| SET EXERCISE |
Locate the string "phase" in the listing below. Copy every line where it is found.

━━━

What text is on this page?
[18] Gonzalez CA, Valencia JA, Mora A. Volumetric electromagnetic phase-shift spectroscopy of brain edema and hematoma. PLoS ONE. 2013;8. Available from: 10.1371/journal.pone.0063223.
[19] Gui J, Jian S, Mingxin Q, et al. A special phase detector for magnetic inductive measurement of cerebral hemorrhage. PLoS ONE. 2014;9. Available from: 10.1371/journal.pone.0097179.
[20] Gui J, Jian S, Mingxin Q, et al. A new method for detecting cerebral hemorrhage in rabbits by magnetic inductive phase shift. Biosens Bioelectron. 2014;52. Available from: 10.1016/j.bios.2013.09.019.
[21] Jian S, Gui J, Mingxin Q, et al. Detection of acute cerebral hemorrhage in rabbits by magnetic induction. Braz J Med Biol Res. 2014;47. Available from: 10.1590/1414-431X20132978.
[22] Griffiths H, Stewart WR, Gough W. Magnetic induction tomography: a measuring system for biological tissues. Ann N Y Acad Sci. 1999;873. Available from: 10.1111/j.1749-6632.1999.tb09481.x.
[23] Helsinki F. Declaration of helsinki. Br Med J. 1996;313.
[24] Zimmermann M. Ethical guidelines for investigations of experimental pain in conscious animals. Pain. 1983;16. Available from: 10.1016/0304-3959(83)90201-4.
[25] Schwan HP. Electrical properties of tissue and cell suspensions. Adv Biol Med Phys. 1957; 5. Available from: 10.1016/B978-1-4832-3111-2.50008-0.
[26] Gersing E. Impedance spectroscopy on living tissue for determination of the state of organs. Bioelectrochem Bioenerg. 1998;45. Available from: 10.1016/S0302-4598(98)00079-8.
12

━━━

| RESPONSE |
[18] Gonzalez CA, Valencia JA, Mora A. Volumetric electromagnetic phase-shift spectroscopy of brain edema and hematoma. PLoS ONE. 2013;8. Available from: 10.1371/journal.pone.0063223.
[19] Gui J, Jian S, Mingxin Q, et al. A special phase detector for magnetic inductive measurement of cerebral hemorrhage. PLoS ONE. 2014;9. Available from: 10.1371/journal.pone.0097179.
[20] Gui J, Jian S, Mingxin Q, et al. A new method for detecting cerebral hemorrhage in rabbits by magnetic inductive phase shift. Biosens Bioelectron. 2014;52. Available from: 10.1016/j.bios.2013.09.019.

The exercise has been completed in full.